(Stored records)
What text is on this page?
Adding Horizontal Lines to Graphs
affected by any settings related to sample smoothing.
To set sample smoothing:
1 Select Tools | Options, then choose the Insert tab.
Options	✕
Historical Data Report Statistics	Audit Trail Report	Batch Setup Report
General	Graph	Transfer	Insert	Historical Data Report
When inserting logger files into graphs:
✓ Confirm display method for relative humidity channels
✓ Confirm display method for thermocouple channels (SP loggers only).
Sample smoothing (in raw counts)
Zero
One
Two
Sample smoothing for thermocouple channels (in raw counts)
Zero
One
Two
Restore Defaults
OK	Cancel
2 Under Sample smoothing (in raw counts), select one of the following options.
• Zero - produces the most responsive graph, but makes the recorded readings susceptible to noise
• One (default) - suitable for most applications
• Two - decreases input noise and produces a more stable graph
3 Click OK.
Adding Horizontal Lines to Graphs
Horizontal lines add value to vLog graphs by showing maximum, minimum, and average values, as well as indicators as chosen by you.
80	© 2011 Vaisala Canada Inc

*Stated problem*:
Please repeat the listing above in full and exactly.

*Answer below*:
What text is on this page?
Adding Horizontal Lines to Graphs
affected by any settings related to sample smoothing.
To set sample smoothing:
1 Select Tools | Options, then choose the Insert tab.
Options	✕
Historical Data Report Statistics	Audit Trail Report	Batch Setup Report
General	Graph	Transfer	Insert	Historical Data Report
When inserting logger files into graphs:
✓ Confirm display method for relative humidity channels
✓ Confirm display method for thermocouple channels (SP loggers only).
Sample smoothing (in raw counts)
Zero
One
Two
Sample smoothing for thermocouple channels (in raw counts)
Zero
One
Two
Restore Defaults
OK	Cancel
2 Under Sample smoothing (in raw counts), select one of the following options.
• Zero - produces the most responsive graph, but makes the recorded readings susceptible to noise
• One (default) - suitable for most applications
• Two - decreases input noise and produces a more stable graph
3 Click OK.
Adding Horizontal Lines to Graphs
Horizontal lines add value to vLog graphs by showing maximum, minimum, and average values, as well as indicators as chosen by you.
80	© 2011 Vaisala Canada Inc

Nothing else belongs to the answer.